> [Task brief]
Copy out, from the entries below, each line holding the string "this".

> [Raw records]
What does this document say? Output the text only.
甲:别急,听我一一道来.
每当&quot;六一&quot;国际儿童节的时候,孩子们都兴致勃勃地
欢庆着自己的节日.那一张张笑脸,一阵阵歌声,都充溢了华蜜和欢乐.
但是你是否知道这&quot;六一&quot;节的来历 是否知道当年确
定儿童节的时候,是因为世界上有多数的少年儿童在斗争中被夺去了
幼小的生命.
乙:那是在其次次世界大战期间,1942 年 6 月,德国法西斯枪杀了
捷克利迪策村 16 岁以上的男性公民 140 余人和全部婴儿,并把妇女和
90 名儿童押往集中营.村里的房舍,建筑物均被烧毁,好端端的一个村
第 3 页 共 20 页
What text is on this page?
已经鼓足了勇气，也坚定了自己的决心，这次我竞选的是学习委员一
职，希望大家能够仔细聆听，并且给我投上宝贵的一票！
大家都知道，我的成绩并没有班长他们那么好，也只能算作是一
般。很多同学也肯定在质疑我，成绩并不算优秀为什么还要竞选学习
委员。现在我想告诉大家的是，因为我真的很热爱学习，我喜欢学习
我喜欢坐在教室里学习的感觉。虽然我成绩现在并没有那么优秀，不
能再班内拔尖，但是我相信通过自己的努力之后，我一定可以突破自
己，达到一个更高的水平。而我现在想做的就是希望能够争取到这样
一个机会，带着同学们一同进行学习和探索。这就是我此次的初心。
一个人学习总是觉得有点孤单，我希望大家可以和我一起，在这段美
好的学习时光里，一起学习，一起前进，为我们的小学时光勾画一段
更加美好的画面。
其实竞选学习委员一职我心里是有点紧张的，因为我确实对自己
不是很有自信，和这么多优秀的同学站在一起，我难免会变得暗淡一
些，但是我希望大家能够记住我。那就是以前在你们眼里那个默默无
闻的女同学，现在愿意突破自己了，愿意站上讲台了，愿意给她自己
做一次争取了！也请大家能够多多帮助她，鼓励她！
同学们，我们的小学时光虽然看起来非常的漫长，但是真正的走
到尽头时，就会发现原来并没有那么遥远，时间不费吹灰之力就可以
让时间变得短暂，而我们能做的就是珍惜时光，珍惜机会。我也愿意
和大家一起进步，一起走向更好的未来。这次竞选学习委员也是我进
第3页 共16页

> [Solved problem]
What does this document say? Output the text only.
What text is on this page?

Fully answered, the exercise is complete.